◆ DIRECTION: Make an exact copy of the listing below.

◆ RECORDED DATA:
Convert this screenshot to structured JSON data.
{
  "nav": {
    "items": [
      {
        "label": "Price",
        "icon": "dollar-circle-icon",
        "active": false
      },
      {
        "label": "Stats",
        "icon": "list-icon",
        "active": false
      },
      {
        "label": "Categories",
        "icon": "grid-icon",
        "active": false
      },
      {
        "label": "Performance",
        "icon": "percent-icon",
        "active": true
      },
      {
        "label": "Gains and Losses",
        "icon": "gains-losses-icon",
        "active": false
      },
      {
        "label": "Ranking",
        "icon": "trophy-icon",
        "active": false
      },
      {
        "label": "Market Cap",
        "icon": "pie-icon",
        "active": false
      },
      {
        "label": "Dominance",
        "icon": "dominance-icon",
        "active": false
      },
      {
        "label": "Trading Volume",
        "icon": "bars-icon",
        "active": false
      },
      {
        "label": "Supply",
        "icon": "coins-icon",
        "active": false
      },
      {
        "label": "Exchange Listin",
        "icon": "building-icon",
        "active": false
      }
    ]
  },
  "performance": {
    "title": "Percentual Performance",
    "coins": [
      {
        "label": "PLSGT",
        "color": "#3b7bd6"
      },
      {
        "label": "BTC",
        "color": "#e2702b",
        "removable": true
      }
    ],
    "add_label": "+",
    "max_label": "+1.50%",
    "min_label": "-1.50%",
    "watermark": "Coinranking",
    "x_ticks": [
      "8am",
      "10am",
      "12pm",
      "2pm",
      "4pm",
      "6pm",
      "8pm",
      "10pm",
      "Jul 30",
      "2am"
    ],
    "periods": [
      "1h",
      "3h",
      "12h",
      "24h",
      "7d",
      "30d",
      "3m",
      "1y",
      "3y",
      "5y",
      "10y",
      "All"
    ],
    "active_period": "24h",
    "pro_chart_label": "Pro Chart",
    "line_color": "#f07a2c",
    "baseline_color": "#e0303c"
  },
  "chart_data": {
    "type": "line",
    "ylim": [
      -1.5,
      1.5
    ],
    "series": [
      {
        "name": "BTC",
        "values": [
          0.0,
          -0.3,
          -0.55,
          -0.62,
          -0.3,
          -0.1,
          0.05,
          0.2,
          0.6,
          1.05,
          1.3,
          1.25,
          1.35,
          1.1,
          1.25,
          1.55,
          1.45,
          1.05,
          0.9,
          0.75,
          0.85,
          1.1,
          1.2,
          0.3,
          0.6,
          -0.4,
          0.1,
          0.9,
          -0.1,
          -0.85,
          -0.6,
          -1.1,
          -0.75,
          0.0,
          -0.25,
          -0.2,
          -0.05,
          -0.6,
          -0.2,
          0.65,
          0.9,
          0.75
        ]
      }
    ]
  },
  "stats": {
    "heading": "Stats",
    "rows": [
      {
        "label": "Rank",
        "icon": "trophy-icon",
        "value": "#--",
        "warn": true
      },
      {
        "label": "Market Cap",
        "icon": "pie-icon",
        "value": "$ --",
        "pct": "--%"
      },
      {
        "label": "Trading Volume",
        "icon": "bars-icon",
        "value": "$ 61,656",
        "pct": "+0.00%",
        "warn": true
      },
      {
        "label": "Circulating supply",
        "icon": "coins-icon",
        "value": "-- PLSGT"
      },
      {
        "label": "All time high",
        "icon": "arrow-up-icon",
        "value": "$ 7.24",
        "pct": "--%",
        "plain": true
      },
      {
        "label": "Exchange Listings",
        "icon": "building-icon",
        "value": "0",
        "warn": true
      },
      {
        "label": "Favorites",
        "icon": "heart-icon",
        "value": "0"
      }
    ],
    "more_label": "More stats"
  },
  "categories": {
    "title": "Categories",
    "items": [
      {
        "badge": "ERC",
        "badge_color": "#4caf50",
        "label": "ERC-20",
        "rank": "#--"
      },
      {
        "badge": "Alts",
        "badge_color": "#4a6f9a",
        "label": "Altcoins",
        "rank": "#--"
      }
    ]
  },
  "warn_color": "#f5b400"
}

◆ ANSWER TO THIS TASK:
Convert this screenshot to structured JSON data.
{
  "nav": {
    "items": [
      {
        "label": "Price",
        "icon": "dollar-circle-icon",
        "active": false
      },
      {
        "label": "Stats",
        "icon": "list-icon",
        "active": false
      },
      {
        "label": "Categories",
        "icon": "grid-icon",
        "active": false
      },
      {
        "label": "Performance",
        "icon": "percent-icon",
        "active": true
      },
      {
        "label": "Gains and Losses",
        "icon": "gains-losses-icon",
        "active": false
      },
      {
        "label": "Ranking",
        "icon": "trophy-icon",
        "active": false
      },
      {
        "label": "Market Cap",
        "icon": "pie-icon",
        "active": false
      },
      {
        "label": "Dominance",
        "icon": "dominance-icon",
        "active": false
      },
      {
        "label": "Trading Volume",
        "icon": "bars-icon",
        "active": false
      },
      {
        "label": "Supply",
        "icon": "coins-icon",
        "active": false
      },
      {
        "label": "Exchange Listin",
        "icon": "building-icon",
        "active": false
      }
    ]
  },
  "performance": {
    "title": "Percentual Performance",
    "coins": [
      {
        "label": "PLSGT",
        "color": "#3b7bd6"
      },
      {
        "label": "BTC",
        "color": "#e2702b",
        "removable": true
      }
    ],
    "add_label": "+",
    "max_label": "+1.50%",
    "min_label": "-1.50%",
    "watermark": "Coinranking",
    "x_ticks": [
      "8am",
      "10am",
      "12pm",
      "2pm",
      "4pm",
      "6pm",
      "8pm",
      "10pm",
      "Jul 30",
      "2am"
    ],
    "periods": [
      "1h",
      "3h",
      "12h",
      "24h",
      "7d",
      "30d",
      "3m",
      "1y",
      "3y",
      "5y",
      "10y",
      "All"
    ],
    "active_period": "24h",
    "pro_chart_label": "Pro Chart",
    "line_color": "#f07a2c",
    "baseline_color": "#e0303c"
  },
  "chart_data": {
    "type": "line",
    "ylim": [
      -1.5,
      1.5
    ],
    "series": [
      {
        "name": "BTC",
        "values": [
          0.0,
          -0.3,
          -0.55,
          -0.62,
          -0.3,
          -0.1,
          0.05,
          0.2,
          0.6,
          1.05,
          1.3,
          1.25,
          1.35,
          1.1,
          1.25,
          1.55,
          1.45,
          1.05,
          0.9,
          0.75,
          0.85,
          1.1,
          1.2,
          0.3,
          0.6,
          -0.4,
          0.1,
          0.9,
          -0.1,
          -0.85,
          -0.6,
          -1.1,
          -0.75,
          0.0,
          -0.25,
          -0.2,
          -0.05,
          -0.6,
          -0.2,
          0.65,
          0.9,
          0.75
        ]
      }
    ]
  },
  "stats": {
    "heading": "Stats",
    "rows": [
      {
        "label": "Rank",
        "icon": "trophy-icon",
        "value": "#--",
        "warn": true
      },
      {
        "label": "Market Cap",
        "icon": "pie-icon",
        "value": "$ --",
        "pct": "--%"
      },
      {
        "label": "Trading Volume",
        "icon": "bars-icon",
        "value": "$ 61,656",
        "pct": "+0.00%",
        "warn": true
      },
      {
        "label": "Circulating supply",
        "icon": "coins-icon",
        "value": "-- PLSGT"
      },
      {
        "label": "All time high",
        "icon": "arrow-up-icon",
        "value": "$ 7.24",
        "pct": "--%",
        "plain": true
      },
      {
        "label": "Exchange Listings",
        "icon": "building-icon",
        "value": "0",
        "warn": true
      },
      {
        "label": "Favorites",
        "icon": "heart-icon",
        "value": "0"
      }
    ],
    "more_label": "More stats"
  },
  "categories": {
    "title": "Categories",
    "items": [
      {
        "badge": "ERC",
        "badge_color": "#4caf50",
        "label": "ERC-20",
        "rank": "#--"
      },
      {
        "badge": "Alts",
        "badge_color": "#4a6f9a",
        "label": "Altcoins",
        "rank": "#--"
      }
    ]
  },
  "warn_color": "#f5b400"
}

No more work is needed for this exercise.